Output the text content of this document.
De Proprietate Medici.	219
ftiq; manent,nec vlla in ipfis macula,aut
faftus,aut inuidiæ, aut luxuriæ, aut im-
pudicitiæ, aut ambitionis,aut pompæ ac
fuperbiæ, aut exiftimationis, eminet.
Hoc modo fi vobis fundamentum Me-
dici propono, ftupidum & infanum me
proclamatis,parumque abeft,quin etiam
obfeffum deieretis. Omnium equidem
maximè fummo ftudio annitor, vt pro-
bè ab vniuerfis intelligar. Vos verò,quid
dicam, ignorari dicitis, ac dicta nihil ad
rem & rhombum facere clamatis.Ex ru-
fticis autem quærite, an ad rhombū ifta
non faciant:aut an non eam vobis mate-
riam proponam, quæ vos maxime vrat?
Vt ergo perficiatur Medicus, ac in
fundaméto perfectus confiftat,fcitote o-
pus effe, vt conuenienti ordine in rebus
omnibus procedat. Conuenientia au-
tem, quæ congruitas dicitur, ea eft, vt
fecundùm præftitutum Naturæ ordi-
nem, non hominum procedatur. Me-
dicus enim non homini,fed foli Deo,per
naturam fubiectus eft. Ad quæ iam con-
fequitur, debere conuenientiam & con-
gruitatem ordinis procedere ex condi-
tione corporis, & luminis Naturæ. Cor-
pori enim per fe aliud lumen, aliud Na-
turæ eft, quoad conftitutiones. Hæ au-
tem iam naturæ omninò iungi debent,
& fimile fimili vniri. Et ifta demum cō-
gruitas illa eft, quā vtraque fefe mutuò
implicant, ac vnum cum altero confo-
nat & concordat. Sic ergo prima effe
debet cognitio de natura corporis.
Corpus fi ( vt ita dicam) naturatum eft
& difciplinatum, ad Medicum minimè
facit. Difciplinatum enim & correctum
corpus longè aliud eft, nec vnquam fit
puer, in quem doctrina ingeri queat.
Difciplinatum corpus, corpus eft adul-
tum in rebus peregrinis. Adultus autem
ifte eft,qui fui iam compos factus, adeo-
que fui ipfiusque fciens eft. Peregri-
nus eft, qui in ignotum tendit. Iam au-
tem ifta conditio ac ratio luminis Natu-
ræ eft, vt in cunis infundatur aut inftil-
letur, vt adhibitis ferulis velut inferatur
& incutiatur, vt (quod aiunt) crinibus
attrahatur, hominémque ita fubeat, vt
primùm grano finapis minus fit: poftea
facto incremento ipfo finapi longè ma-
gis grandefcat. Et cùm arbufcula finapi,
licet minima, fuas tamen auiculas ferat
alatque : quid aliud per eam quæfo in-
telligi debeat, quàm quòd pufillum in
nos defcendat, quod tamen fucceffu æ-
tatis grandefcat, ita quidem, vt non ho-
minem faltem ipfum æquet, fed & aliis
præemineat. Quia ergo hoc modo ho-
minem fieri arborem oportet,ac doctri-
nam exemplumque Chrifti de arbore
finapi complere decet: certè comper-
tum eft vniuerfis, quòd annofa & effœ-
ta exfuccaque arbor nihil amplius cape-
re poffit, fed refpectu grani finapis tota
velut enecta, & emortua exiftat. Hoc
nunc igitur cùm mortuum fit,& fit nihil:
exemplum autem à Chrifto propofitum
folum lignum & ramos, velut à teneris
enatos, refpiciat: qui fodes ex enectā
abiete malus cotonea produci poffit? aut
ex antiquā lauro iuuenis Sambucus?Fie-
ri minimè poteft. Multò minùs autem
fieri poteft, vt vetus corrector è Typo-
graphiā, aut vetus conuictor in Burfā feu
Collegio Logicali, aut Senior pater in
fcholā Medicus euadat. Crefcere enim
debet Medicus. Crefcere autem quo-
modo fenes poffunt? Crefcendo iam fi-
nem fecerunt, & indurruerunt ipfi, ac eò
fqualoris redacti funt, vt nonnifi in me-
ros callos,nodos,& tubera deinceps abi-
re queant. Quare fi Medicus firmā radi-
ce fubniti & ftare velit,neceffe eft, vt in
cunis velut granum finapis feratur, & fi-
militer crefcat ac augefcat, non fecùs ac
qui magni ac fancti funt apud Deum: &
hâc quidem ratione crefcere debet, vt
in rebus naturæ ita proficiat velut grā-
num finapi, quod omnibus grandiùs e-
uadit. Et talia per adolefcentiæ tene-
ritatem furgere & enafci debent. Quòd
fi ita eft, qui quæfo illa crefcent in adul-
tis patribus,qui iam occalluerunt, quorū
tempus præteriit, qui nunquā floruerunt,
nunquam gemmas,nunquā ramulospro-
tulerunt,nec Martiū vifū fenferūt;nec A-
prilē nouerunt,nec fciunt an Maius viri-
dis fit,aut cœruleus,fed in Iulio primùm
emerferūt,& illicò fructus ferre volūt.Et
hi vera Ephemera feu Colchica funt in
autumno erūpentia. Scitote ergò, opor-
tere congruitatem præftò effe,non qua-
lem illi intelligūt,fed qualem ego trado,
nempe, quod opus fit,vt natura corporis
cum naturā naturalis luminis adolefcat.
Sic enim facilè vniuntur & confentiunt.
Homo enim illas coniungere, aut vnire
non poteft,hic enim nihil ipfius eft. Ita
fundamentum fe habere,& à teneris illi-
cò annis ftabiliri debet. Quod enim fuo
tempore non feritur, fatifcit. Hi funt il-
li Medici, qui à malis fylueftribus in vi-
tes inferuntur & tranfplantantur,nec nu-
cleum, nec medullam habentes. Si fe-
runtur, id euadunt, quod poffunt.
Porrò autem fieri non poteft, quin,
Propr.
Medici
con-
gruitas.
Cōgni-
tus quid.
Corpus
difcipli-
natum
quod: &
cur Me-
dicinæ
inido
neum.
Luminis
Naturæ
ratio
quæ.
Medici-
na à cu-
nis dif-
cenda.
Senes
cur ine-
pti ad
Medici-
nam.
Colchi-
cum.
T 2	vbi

■ **What to work on**
Show every line above in which the word "enim" occurs.

■ **Output of the exercise**
dicus enim non homini,fed foli Deo,per
pori enim per fe aliud lumen, aliud Na-
facit. Difciplinatum enim & correctum
fcholā Medicus euadat. Crefcere enim
Sic enim facilè vniuntur & confentiunt.
Homo enim illas coniungere, aut vnire
non poteft,hic enim nihil ipfius eft. Ita
cò annis ftabiliri debet. Quod enim fuo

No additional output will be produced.